What you should do: Find the lines below that contain the string "name". Copy each one.

Data for processing:
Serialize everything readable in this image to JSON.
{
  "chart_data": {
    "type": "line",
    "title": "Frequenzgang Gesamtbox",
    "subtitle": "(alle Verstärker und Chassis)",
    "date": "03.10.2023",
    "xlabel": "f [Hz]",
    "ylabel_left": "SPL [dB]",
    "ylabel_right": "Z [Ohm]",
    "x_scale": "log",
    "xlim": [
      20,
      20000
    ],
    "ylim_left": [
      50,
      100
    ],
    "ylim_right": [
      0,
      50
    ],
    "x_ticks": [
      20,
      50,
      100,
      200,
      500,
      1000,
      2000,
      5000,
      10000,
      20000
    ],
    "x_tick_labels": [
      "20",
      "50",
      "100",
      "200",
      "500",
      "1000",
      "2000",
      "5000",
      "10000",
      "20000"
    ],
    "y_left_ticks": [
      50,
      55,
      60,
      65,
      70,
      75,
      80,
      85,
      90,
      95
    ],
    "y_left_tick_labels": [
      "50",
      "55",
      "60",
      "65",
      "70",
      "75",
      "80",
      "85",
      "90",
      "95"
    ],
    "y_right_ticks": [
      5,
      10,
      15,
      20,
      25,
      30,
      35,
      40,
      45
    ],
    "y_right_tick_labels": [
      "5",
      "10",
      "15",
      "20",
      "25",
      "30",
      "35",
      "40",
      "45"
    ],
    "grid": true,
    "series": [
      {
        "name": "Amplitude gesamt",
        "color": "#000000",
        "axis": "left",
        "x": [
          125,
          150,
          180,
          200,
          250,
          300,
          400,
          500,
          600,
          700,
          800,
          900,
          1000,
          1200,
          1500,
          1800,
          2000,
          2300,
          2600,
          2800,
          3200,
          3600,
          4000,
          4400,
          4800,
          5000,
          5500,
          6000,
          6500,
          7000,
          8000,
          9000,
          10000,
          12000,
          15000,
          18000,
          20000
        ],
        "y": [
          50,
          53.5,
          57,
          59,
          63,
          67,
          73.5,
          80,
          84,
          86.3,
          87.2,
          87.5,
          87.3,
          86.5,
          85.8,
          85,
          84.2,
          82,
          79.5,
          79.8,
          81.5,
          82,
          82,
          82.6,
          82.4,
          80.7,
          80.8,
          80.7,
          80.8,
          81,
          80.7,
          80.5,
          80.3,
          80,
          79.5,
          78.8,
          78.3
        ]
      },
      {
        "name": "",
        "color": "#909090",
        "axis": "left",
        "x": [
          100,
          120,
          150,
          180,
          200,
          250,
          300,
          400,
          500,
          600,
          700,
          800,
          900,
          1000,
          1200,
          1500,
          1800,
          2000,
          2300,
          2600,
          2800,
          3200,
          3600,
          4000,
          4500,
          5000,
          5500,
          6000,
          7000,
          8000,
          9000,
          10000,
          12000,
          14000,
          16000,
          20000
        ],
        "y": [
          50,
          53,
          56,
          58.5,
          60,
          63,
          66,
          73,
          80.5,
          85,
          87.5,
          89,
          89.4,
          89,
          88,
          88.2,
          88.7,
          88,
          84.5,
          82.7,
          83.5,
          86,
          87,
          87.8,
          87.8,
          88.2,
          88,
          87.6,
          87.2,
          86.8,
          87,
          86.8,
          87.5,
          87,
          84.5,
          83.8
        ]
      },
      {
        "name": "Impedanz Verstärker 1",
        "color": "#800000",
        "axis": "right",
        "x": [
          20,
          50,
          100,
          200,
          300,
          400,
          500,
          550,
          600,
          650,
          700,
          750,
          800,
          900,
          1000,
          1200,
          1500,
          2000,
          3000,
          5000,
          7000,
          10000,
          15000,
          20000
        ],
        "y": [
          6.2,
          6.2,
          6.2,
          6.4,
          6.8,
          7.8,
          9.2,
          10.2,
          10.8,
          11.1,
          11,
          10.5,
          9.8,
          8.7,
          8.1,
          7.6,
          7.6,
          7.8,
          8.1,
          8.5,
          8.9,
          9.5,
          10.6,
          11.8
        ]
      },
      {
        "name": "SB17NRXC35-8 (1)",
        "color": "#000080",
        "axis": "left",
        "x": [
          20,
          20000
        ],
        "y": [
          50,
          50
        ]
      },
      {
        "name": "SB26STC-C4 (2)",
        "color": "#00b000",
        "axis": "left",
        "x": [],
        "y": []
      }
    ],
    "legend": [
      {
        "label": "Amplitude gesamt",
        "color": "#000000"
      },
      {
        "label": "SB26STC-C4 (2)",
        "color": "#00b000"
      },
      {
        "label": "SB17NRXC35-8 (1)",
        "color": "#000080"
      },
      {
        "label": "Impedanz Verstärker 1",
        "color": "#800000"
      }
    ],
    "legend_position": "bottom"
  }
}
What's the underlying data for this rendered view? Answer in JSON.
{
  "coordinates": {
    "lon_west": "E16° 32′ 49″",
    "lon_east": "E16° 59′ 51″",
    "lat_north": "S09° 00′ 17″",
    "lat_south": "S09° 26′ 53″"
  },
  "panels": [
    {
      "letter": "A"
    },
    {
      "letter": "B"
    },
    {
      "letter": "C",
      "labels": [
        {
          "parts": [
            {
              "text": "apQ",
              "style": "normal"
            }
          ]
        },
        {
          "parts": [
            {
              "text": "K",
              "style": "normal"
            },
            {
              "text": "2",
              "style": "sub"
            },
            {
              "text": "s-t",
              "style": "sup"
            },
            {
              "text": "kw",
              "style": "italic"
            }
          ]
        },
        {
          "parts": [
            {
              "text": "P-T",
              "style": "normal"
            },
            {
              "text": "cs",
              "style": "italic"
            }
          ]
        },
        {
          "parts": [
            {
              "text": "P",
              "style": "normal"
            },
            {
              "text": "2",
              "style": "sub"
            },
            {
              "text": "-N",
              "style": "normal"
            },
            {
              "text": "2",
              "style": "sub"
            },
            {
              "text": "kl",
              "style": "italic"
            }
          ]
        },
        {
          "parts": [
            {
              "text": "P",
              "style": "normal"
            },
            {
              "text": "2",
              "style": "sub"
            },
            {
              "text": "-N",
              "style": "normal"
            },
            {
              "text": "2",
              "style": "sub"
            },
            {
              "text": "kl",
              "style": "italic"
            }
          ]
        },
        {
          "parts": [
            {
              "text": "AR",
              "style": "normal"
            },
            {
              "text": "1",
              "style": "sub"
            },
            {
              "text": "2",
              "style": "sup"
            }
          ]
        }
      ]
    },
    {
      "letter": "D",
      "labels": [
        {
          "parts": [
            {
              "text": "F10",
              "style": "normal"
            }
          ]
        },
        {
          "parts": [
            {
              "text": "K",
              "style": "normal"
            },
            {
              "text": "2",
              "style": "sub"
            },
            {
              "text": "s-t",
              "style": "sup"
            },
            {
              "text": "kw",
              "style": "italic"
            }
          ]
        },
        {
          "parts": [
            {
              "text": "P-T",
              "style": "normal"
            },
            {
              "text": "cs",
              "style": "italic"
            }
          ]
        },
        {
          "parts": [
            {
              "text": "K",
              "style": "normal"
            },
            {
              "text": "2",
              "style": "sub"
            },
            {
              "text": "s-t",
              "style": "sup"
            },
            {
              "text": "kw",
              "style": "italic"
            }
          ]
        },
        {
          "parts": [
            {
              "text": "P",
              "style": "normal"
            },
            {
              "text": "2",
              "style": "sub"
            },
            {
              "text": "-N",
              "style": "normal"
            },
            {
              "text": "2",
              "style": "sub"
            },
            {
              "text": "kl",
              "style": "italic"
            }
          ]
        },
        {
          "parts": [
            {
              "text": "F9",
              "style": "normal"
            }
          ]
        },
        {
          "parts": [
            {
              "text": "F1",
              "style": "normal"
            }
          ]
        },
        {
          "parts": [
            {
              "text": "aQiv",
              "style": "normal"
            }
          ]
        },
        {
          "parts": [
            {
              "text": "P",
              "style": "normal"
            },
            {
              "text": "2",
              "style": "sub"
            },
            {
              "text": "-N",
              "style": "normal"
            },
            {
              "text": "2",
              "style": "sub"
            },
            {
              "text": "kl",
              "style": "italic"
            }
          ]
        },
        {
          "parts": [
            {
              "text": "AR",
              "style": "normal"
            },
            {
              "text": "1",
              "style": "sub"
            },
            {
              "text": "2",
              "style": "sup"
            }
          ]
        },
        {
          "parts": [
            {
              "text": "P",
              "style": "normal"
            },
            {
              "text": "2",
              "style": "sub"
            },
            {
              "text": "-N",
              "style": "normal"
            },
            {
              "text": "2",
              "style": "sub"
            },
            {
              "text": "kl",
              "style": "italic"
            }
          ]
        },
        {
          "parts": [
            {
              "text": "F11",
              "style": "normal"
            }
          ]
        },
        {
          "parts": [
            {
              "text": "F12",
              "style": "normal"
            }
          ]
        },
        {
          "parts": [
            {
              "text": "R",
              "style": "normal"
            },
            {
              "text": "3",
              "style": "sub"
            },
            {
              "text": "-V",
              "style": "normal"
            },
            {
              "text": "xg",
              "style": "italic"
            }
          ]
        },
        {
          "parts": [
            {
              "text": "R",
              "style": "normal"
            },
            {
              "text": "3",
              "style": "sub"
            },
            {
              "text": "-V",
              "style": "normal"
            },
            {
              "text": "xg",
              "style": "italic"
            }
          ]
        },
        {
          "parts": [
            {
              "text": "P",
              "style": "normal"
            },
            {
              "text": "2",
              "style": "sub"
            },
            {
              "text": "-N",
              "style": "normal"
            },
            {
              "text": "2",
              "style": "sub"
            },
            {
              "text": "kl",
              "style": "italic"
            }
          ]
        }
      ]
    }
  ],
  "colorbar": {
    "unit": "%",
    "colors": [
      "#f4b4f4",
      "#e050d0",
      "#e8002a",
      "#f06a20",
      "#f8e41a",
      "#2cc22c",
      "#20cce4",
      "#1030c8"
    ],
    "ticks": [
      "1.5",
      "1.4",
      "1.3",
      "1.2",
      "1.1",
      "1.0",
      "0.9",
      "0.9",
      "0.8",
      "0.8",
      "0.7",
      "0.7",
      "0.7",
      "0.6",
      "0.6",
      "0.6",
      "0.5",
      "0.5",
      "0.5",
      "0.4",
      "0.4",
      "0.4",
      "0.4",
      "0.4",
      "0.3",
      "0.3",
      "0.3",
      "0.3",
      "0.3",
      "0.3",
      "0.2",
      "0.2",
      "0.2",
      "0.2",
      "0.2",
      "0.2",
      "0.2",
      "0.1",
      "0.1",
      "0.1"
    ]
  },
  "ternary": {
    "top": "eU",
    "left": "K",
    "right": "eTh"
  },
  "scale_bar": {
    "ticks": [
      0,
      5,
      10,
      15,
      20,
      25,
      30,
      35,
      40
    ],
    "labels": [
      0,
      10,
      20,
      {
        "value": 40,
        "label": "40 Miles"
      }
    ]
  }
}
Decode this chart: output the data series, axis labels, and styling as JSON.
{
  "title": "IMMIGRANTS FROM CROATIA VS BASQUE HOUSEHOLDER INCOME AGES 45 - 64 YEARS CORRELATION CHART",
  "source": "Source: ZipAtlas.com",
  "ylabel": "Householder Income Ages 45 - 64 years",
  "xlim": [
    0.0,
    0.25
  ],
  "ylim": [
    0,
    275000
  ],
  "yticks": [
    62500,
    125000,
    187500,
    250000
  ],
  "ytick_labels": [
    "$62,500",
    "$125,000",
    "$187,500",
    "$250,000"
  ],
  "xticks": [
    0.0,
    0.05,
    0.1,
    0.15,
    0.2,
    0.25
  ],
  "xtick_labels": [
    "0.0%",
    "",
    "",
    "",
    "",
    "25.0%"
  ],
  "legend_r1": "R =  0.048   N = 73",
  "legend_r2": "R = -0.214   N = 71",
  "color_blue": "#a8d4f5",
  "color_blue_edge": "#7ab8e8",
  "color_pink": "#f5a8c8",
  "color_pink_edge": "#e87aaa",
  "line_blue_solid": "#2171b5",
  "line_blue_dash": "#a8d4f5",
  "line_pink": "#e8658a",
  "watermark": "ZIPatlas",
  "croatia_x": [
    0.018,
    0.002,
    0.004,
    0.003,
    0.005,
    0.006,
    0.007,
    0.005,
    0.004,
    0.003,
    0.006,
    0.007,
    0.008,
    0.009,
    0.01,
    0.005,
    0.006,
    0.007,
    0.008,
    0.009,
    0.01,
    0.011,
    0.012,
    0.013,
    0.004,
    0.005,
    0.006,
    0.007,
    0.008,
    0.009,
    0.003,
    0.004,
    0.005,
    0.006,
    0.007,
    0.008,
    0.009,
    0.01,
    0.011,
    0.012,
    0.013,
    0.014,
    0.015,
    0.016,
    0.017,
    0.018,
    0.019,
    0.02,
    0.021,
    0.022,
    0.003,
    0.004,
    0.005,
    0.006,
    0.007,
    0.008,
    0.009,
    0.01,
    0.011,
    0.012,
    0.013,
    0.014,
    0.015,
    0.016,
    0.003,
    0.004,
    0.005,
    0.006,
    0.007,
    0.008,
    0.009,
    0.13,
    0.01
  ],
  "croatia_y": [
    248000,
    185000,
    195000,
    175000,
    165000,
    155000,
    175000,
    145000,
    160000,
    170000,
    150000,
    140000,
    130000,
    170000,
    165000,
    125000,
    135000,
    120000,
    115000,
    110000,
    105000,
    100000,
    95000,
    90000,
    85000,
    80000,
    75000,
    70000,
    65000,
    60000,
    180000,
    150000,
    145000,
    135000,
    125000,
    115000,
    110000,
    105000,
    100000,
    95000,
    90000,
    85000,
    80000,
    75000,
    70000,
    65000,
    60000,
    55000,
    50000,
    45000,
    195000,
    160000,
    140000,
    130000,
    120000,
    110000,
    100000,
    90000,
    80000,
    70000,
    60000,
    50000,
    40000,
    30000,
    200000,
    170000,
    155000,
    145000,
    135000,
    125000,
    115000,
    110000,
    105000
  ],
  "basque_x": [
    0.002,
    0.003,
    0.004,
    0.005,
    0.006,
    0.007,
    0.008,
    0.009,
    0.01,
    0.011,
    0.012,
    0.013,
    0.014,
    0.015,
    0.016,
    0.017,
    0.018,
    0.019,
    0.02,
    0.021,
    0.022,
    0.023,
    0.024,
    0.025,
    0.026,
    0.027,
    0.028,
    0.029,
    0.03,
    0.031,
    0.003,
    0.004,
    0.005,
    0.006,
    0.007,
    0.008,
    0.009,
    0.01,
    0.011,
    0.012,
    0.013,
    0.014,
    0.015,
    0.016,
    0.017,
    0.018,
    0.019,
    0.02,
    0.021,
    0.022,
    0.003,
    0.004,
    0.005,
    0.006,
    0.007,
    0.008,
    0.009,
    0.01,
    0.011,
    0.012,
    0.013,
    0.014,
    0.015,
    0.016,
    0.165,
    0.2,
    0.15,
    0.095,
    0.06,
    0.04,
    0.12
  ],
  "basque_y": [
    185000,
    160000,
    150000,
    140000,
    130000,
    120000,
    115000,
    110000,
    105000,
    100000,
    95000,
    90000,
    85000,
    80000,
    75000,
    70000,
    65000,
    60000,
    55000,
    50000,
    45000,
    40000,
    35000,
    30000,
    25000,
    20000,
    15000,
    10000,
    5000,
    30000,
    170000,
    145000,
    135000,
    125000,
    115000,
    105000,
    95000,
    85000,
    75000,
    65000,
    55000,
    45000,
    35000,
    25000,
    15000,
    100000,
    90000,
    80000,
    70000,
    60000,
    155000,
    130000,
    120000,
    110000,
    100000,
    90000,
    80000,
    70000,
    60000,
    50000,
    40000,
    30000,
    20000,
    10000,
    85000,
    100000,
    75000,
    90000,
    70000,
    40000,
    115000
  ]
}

Complete output:
        "name": "Amplitude gesamt",
        "name": "",
        "name": "Impedanz Verstärker 1",
        "name": "SB17NRXC35-8 (1)",
        "name": "SB26STC-C4 (2)",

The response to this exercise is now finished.